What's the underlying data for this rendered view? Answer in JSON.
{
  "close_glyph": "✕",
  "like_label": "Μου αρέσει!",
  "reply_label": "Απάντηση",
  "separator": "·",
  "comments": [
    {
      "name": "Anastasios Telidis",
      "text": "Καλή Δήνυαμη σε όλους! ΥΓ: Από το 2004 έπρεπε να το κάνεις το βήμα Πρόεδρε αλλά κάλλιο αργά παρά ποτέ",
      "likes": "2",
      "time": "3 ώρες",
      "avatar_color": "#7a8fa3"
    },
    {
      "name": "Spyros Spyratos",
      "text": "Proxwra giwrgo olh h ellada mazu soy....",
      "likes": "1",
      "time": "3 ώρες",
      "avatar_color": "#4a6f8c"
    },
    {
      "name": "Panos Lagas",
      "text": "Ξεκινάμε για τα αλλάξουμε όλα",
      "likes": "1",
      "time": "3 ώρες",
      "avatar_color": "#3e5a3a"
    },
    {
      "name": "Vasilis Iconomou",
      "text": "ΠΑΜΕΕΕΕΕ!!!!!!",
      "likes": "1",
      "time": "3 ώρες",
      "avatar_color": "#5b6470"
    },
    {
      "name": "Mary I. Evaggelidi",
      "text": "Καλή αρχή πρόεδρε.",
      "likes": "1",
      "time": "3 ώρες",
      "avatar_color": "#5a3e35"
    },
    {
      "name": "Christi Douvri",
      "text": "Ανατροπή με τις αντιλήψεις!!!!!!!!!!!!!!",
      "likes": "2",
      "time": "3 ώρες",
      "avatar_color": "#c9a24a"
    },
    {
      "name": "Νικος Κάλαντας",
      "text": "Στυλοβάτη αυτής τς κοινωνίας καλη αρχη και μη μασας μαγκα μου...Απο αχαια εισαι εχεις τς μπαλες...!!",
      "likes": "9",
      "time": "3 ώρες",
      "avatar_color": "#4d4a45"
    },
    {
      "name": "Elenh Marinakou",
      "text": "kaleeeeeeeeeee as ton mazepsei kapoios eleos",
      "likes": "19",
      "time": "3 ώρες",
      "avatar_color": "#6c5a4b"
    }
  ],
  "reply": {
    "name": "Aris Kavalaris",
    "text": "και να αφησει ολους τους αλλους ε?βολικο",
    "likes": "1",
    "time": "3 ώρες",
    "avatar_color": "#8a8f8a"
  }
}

* Task to complete *
Examine the records and report how many lines contain the string "Καλή". Only the number should be given.

* Written solution *
2